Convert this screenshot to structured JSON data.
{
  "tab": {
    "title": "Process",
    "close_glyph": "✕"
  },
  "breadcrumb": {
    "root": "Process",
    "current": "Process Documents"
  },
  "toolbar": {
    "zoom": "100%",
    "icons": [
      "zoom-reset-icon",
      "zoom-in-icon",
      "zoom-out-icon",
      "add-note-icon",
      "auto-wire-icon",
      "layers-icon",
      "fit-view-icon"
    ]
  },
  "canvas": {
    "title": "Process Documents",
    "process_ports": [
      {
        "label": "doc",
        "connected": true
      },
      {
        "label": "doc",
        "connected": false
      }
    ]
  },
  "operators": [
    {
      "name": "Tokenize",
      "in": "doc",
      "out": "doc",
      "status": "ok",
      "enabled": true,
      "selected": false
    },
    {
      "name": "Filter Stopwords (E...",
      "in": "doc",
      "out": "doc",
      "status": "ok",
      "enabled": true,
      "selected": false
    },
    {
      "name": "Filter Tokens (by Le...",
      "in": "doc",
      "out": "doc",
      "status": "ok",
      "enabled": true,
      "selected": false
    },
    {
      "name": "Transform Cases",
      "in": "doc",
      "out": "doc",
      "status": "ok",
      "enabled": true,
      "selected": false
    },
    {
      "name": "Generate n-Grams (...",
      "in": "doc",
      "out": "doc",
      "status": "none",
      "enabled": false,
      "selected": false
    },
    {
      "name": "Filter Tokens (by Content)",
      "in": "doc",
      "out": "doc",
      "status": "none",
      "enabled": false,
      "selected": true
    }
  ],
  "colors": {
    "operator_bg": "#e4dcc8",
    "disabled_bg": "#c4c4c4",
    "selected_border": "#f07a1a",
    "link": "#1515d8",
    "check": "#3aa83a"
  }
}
○ ○ ○ ○ ○ ○ ○
__DIRECTION__
Reproduce the material above, every line of it, exactly.

__TASK RESULT__
Convert this screenshot to structured JSON data.
{
  "tab": {
    "title": "Process",
    "close_glyph": "✕"
  },
  "breadcrumb": {
    "root": "Process",
    "current": "Process Documents"
  },
  "toolbar": {
    "zoom": "100%",
    "icons": [
      "zoom-reset-icon",
      "zoom-in-icon",
      "zoom-out-icon",
      "add-note-icon",
      "auto-wire-icon",
      "layers-icon",
      "fit-view-icon"
    ]
  },
  "canvas": {
    "title": "Process Documents",
    "process_ports": [
      {
        "label": "doc",
        "connected": true
      },
      {
        "label": "doc",
        "connected": false
      }
    ]
  },
  "operators": [
    {
      "name": "Tokenize",
      "in": "doc",
      "out": "doc",
      "status": "ok",
      "enabled": true,
      "selected": false
    },
    {
      "name": "Filter Stopwords (E...",
      "in": "doc",
      "out": "doc",
      "status": "ok",
      "enabled": true,
      "selected": false
    },
    {
      "name": "Filter Tokens (by Le...",
      "in": "doc",
      "out": "doc",
      "status": "ok",
      "enabled": true,
      "selected": false
    },
    {
      "name": "Transform Cases",
      "in": "doc",
      "out": "doc",
      "status": "ok",
      "enabled": true,
      "selected": false
    },
    {
      "name": "Generate n-Grams (...",
      "in": "doc",
      "out": "doc",
      "status": "none",
      "enabled": false,
      "selected": false
    },
    {
      "name": "Filter Tokens (by Content)",
      "in": "doc",
      "out": "doc",
      "status": "none",
      "enabled": false,
      "selected": true
    }
  ],
  "colors": {
    "operator_bg": "#e4dcc8",
    "disabled_bg": "#c4c4c4",
    "selected_border": "#f07a1a",
    "link": "#1515d8",
    "check": "#3aa83a"
  }
}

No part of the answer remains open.